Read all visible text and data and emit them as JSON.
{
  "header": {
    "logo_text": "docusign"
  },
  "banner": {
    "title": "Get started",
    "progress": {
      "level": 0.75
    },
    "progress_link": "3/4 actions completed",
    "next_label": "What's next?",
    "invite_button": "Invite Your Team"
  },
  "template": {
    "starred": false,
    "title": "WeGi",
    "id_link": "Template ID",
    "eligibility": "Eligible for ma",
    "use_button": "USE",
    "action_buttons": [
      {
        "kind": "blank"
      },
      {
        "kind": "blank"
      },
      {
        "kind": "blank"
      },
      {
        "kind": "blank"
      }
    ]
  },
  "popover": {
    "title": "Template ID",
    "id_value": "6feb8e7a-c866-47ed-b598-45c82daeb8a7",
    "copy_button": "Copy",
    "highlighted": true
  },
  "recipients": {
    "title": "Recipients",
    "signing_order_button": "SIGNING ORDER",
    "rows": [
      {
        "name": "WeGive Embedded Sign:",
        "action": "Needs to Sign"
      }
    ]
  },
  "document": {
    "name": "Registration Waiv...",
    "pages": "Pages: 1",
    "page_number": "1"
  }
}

________________________

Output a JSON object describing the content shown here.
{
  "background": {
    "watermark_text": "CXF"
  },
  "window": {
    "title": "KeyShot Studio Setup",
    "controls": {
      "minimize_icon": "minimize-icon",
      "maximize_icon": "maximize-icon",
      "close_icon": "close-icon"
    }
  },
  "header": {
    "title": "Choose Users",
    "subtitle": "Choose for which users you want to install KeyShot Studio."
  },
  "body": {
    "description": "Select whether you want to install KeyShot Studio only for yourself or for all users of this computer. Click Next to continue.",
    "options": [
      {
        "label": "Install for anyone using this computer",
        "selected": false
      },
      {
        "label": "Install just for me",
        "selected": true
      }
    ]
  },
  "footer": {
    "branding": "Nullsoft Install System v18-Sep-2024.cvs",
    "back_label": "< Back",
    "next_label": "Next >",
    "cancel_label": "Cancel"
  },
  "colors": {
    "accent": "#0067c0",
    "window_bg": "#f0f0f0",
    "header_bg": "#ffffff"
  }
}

________________________

## Set exercise
Locate each line with the word "computer" and copy it.

## Exercise solution
    "description": "Select whether you want to install KeyShot Studio only for yourself or for all users of this computer. Click Next to continue.",
        "label": "Install for anyone using this computer",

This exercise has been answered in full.